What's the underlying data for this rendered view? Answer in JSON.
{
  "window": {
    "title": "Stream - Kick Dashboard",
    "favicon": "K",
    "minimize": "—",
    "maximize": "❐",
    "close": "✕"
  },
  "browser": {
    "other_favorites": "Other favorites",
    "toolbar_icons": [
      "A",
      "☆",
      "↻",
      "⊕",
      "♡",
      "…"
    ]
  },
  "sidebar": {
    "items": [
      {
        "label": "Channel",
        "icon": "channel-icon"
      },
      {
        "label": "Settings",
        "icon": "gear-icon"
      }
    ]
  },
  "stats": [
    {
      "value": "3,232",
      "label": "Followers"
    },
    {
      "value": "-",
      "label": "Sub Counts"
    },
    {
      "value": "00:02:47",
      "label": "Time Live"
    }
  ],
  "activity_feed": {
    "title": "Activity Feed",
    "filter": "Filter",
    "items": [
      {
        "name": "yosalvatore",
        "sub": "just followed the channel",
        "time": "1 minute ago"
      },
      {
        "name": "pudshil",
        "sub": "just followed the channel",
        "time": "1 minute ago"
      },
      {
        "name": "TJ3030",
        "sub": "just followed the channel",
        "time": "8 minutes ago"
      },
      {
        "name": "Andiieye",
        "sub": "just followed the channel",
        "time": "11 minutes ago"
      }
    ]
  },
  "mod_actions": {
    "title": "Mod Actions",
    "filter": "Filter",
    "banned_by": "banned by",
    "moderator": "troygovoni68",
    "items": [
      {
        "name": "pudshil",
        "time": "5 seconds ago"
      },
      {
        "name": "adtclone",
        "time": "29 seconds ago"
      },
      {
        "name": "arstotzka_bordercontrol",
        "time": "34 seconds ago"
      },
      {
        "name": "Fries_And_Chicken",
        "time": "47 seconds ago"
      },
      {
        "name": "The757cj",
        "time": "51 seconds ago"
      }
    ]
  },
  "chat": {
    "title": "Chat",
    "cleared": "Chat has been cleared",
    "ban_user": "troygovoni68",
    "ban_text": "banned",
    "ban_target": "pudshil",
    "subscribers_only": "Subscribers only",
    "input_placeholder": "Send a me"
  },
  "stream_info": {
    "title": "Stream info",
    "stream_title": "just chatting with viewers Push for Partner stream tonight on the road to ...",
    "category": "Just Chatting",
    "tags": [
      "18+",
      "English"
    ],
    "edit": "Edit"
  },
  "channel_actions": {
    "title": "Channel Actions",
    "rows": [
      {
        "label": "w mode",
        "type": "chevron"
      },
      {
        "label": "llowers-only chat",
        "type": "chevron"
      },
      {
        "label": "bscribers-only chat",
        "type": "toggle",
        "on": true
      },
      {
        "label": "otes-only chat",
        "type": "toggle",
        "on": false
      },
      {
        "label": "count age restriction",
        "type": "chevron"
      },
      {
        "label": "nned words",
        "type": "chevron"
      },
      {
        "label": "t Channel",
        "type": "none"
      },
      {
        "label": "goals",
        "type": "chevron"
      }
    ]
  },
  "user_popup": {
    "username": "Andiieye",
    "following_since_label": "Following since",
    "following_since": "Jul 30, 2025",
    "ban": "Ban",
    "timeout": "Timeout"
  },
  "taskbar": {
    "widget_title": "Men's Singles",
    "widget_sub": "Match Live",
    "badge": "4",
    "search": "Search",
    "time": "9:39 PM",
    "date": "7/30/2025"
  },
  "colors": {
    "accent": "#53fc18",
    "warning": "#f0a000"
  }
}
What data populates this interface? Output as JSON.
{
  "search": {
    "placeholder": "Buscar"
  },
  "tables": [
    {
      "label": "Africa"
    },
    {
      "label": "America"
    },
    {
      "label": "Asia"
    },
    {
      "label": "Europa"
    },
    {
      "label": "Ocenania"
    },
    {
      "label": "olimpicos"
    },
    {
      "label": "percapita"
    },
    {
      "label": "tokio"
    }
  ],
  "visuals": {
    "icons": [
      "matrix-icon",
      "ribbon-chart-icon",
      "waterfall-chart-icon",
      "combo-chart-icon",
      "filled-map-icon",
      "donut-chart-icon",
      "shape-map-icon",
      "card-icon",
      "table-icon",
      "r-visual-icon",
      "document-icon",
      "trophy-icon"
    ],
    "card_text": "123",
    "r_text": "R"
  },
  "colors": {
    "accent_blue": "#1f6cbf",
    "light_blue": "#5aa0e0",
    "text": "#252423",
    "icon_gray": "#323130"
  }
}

→ Problem description:
Reproduce the entries above in full, verbatim.

→ Solution for this problem:
What's the underlying data for this rendered view? Answer in JSON.
{
  "window": {
    "title": "Stream - Kick Dashboard",
    "favicon": "K",
    "minimize": "—",
    "maximize": "❐",
    "close": "✕"
  },
  "browser": {
    "other_favorites": "Other favorites",
    "toolbar_icons": [
      "A",
      "☆",
      "↻",
      "⊕",
      "♡",
      "…"
    ]
  },
  "sidebar": {
    "items": [
      {
        "label": "Channel",
        "icon": "channel-icon"
      },
      {
        "label": "Settings",
        "icon": "gear-icon"
      }
    ]
  },
  "stats": [
    {
      "value": "3,232",
      "label": "Followers"
    },
    {
      "value": "-",
      "label": "Sub Counts"
    },
    {
      "value": "00:02:47",
      "label": "Time Live"
    }
  ],
  "activity_feed": {
    "title": "Activity Feed",
    "filter": "Filter",
    "items": [
      {
        "name": "yosalvatore",
        "sub": "just followed the channel",
        "time": "1 minute ago"
      },
      {
        "name": "pudshil",
        "sub": "just followed the channel",
        "time": "1 minute ago"
      },
      {
        "name": "TJ3030",
        "sub": "just followed the channel",
        "time": "8 minutes ago"
      },
      {
        "name": "Andiieye",
        "sub": "just followed the channel",
        "time": "11 minutes ago"
      }
    ]
  },
  "mod_actions": {
    "title": "Mod Actions",
    "filter": "Filter",
    "banned_by": "banned by",
    "moderator": "troygovoni68",
    "items": [
      {
        "name": "pudshil",
        "time": "5 seconds ago"
      },
      {
        "name": "adtclone",
        "time": "29 seconds ago"
      },
      {
        "name": "arstotzka_bordercontrol",
        "time": "34 seconds ago"
      },
      {
        "name": "Fries_And_Chicken",
        "time": "47 seconds ago"
      },
      {
        "name": "The757cj",
        "time": "51 seconds ago"
      }
    ]
  },
  "chat": {
    "title": "Chat",
    "cleared": "Chat has been cleared",
    "ban_user": "troygovoni68",
    "ban_text": "banned",
    "ban_target": "pudshil",
    "subscribers_only": "Subscribers only",
    "input_placeholder": "Send a me"
  },
  "stream_info": {
    "title": "Stream info",
    "stream_title": "just chatting with viewers Push for Partner stream tonight on the road to ...",
    "category": "Just Chatting",
    "tags": [
      "18+",
      "English"
    ],
    "edit": "Edit"
  },
  "channel_actions": {
    "title": "Channel Actions",
    "rows": [
      {
        "label": "w mode",
        "type": "chevron"
      },
      {
        "label": "llowers-only chat",
        "type": "chevron"
      },
      {
        "label": "bscribers-only chat",
        "type": "toggle",
        "on": true
      },
      {
        "label": "otes-only chat",
        "type": "toggle",
        "on": false
      },
      {
        "label": "count age restriction",
        "type": "chevron"
      },
      {
        "label": "nned words",
        "type": "chevron"
      },
      {
        "label": "t Channel",
        "type": "none"
      },
      {
        "label": "goals",
        "type": "chevron"
      }
    ]
  },
  "user_popup": {
    "username": "Andiieye",
    "following_since_label": "Following since",
    "following_since": "Jul 30, 2025",
    "ban": "Ban",
    "timeout": "Timeout"
  },
  "taskbar": {
    "widget_title": "Men's Singles",
    "widget_sub": "Match Live",
    "badge": "4",
    "search": "Search",
    "time": "9:39 PM",
    "date": "7/30/2025"
  },
  "colors": {
    "accent": "#53fc18",
    "warning": "#f0a000"
  }
}
What data populates this interface? Output as JSON.
{
  "search": {
    "placeholder": "Buscar"
  },
  "tables": [
    {
      "label": "Africa"
    },
    {
      "label": "America"
    },
    {
      "label": "Asia"
    },
    {
      "label": "Europa"
    },
    {
      "label": "Ocenania"
    },
    {
      "label": "olimpicos"
    },
    {
      "label": "percapita"
    },
    {
      "label": "tokio"
    }
  ],
  "visuals": {
    "icons": [
      "matrix-icon",
      "ribbon-chart-icon",
      "waterfall-chart-icon",
      "combo-chart-icon",
      "filled-map-icon",
      "donut-chart-icon",
      "shape-map-icon",
      "card-icon",
      "table-icon",
      "r-visual-icon",
      "document-icon",
      "trophy-icon"
    ],
    "card_text": "123",
    "r_text": "R"
  },
  "colors": {
    "accent_blue": "#1f6cbf",
    "light_blue": "#5aa0e0",
    "text": "#252423",
    "icon_gray": "#323130"
  }
}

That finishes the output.